Work to do
Scan the listing below for the word "裕德里居委会" and state how many lines hold it. Write nothing but the number.

[START Data supplied]

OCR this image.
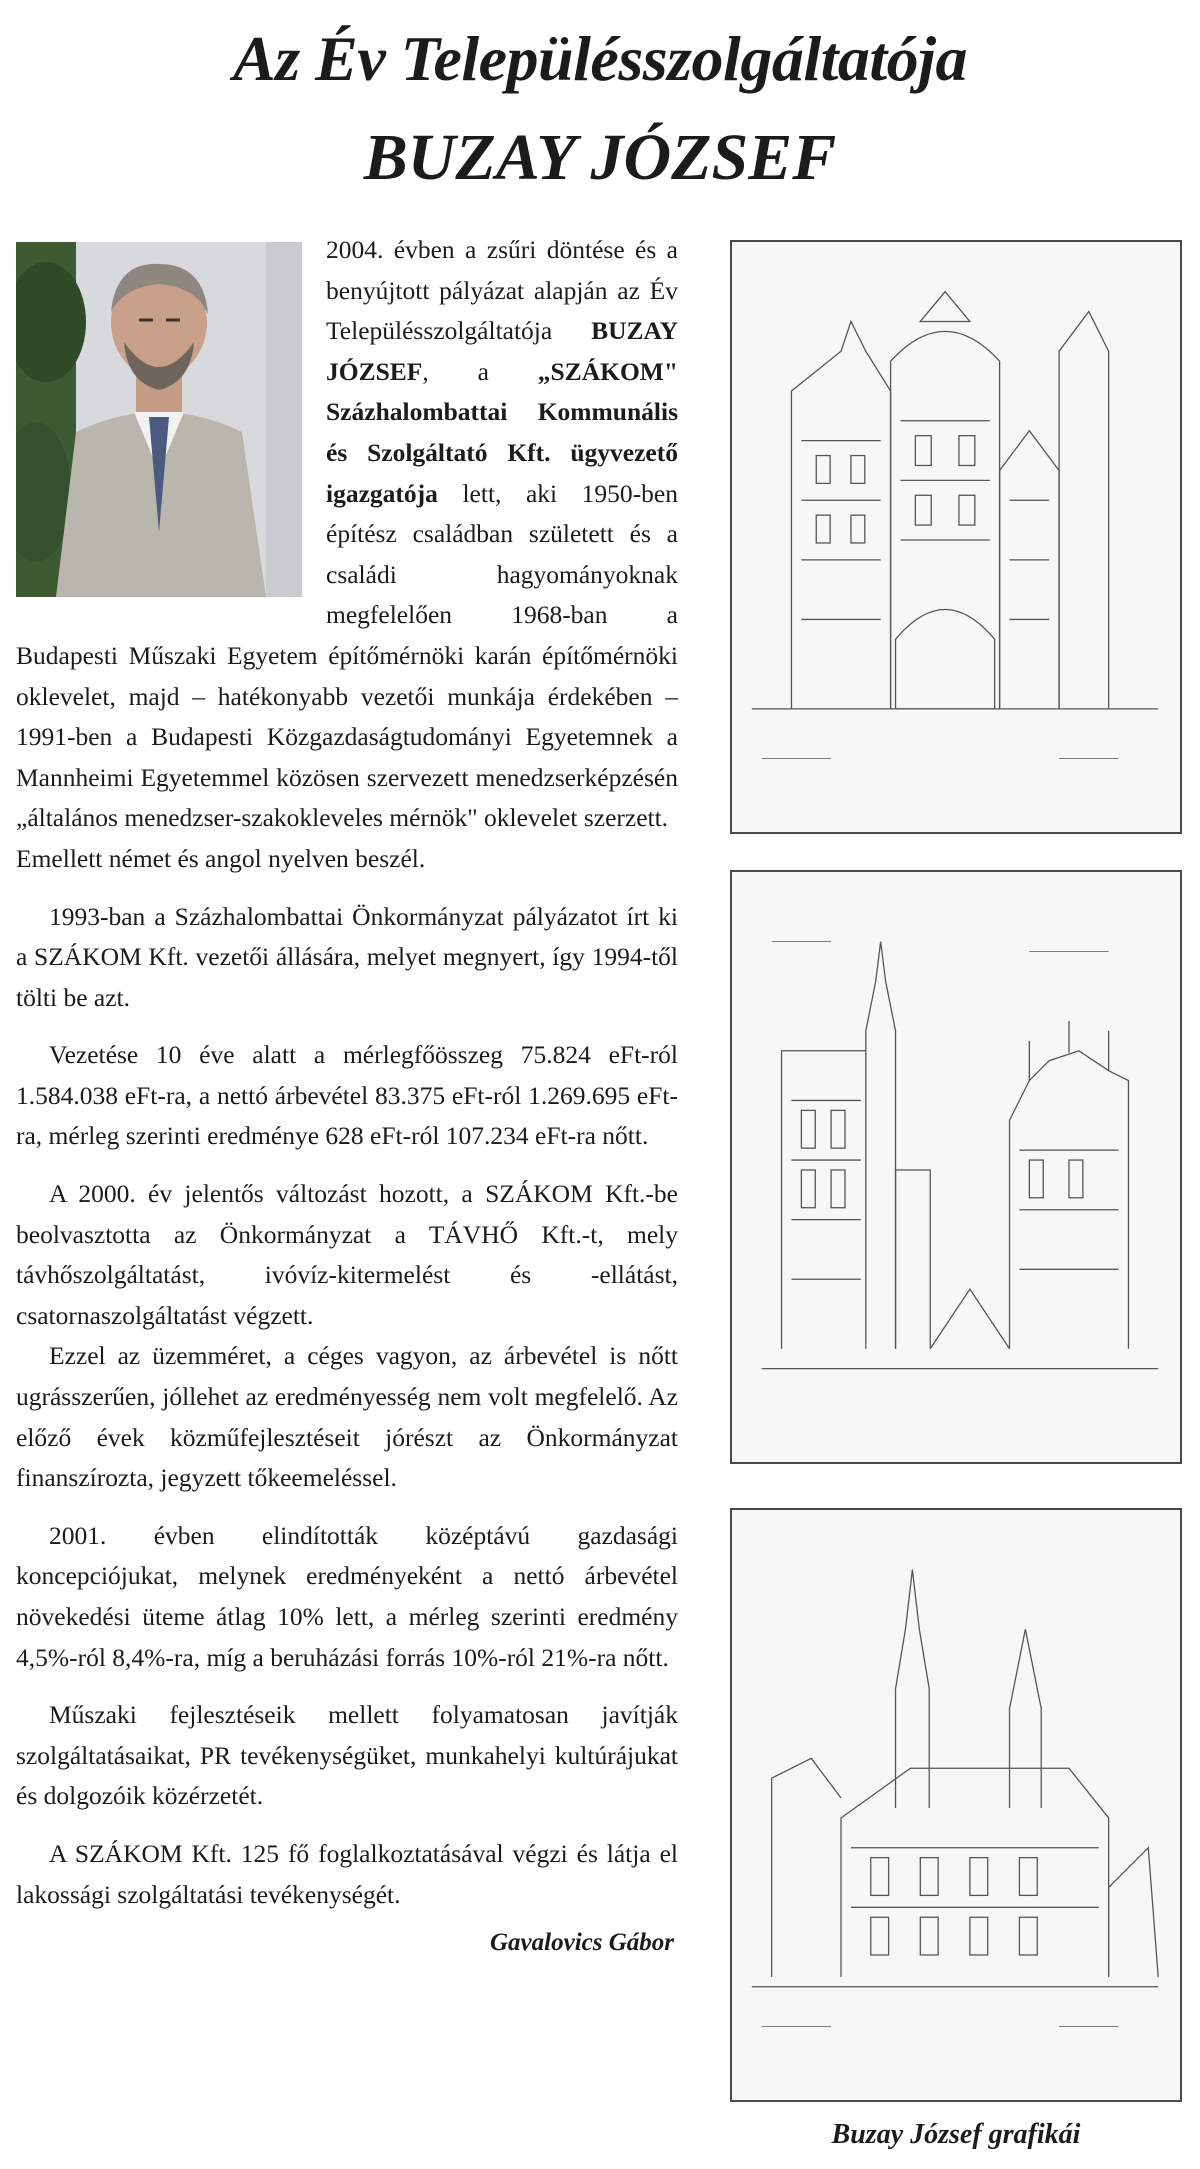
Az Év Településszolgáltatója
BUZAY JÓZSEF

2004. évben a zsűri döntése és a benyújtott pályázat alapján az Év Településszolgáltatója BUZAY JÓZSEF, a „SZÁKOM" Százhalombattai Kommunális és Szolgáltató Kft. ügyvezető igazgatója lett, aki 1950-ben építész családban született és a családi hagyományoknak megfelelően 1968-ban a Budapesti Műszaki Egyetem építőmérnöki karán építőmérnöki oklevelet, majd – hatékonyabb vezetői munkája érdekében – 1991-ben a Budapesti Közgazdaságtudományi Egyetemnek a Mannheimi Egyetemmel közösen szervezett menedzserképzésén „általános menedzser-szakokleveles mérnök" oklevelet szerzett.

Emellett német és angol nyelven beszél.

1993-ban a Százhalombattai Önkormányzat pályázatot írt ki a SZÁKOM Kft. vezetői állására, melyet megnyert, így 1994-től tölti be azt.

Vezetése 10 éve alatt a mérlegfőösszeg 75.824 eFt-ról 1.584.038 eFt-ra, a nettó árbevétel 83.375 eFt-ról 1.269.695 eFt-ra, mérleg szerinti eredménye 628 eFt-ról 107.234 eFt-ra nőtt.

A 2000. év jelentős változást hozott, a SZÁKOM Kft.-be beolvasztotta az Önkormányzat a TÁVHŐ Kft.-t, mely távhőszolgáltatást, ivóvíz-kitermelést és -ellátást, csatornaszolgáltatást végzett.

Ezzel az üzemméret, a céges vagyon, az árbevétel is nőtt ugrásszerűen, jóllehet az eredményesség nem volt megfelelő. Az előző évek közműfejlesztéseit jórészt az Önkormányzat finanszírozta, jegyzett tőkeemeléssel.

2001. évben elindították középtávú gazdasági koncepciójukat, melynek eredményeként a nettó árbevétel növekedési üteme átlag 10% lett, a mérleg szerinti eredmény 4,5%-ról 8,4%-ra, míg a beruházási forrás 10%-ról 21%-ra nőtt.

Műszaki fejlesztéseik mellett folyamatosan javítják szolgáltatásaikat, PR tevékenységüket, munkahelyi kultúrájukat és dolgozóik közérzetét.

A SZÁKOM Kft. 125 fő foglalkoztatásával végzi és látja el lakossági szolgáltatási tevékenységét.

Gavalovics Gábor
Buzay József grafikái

[END Data supplied]
[START Data supplied]

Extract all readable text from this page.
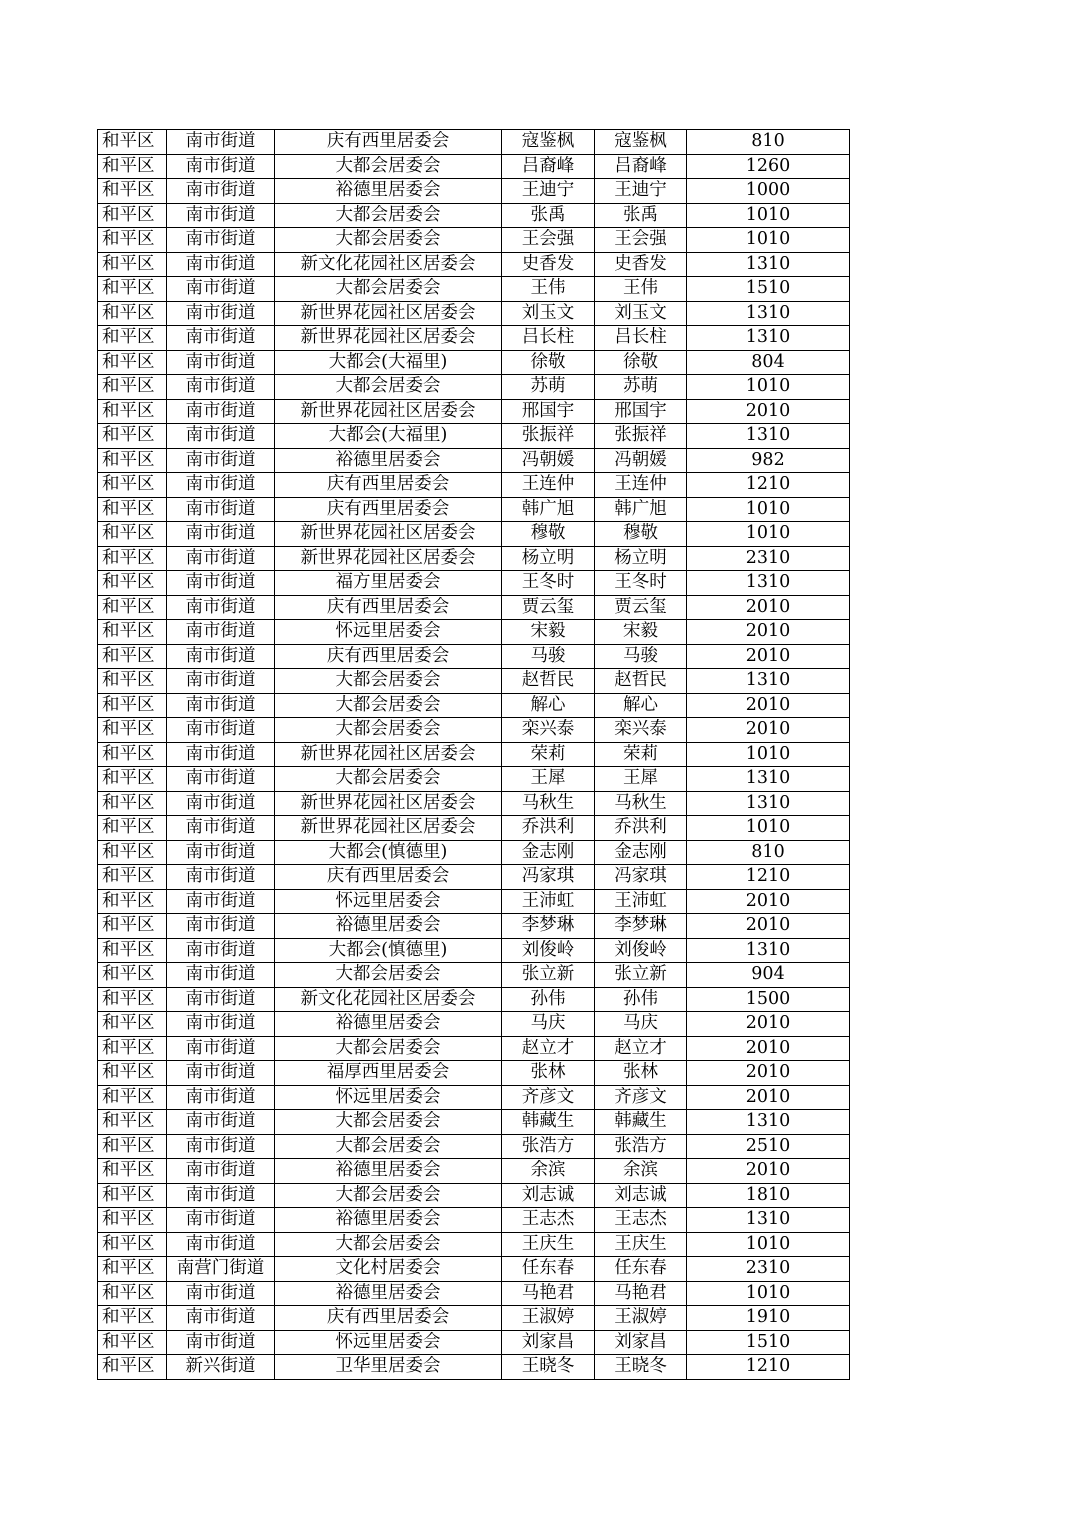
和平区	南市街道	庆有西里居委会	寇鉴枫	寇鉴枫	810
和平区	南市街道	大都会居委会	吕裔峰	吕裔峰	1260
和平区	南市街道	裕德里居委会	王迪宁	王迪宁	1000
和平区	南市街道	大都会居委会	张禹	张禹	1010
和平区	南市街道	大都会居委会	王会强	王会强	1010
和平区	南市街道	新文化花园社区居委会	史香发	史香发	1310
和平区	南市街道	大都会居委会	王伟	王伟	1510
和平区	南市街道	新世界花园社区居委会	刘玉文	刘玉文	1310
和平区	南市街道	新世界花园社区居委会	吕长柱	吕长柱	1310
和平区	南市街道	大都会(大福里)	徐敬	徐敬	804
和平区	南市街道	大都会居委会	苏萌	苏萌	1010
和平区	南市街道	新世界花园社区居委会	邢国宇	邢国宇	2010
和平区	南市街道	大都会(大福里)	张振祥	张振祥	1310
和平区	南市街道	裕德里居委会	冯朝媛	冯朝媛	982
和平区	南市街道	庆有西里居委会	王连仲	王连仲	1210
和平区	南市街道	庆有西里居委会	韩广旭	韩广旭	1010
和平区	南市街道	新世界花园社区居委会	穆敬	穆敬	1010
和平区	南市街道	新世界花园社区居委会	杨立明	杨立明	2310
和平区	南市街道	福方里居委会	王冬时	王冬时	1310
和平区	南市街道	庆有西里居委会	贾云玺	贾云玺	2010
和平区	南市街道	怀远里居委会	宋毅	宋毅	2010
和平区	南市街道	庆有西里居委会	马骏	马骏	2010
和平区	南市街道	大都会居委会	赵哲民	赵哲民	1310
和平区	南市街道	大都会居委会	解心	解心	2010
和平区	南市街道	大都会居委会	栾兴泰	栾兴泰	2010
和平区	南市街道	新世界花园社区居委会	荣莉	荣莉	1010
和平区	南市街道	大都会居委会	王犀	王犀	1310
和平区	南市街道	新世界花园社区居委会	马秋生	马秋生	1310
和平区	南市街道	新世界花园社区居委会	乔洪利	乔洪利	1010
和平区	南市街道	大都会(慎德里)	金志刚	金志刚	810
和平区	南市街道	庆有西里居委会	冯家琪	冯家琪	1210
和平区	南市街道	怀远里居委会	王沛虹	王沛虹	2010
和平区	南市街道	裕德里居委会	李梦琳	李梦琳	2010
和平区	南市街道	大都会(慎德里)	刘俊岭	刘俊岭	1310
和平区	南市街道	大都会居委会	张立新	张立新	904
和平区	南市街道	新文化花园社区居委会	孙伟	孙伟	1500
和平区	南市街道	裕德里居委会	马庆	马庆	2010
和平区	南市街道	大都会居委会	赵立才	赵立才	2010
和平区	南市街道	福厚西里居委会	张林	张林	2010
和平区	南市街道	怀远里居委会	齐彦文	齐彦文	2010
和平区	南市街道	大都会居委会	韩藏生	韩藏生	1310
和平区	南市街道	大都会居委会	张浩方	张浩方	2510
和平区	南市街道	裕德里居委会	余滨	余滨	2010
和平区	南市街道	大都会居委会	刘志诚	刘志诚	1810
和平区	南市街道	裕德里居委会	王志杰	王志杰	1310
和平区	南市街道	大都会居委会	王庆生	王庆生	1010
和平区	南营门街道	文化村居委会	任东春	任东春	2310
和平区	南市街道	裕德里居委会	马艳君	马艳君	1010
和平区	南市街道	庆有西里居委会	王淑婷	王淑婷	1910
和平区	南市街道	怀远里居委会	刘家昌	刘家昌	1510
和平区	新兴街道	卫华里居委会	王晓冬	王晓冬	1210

[END Data supplied]

Task response
7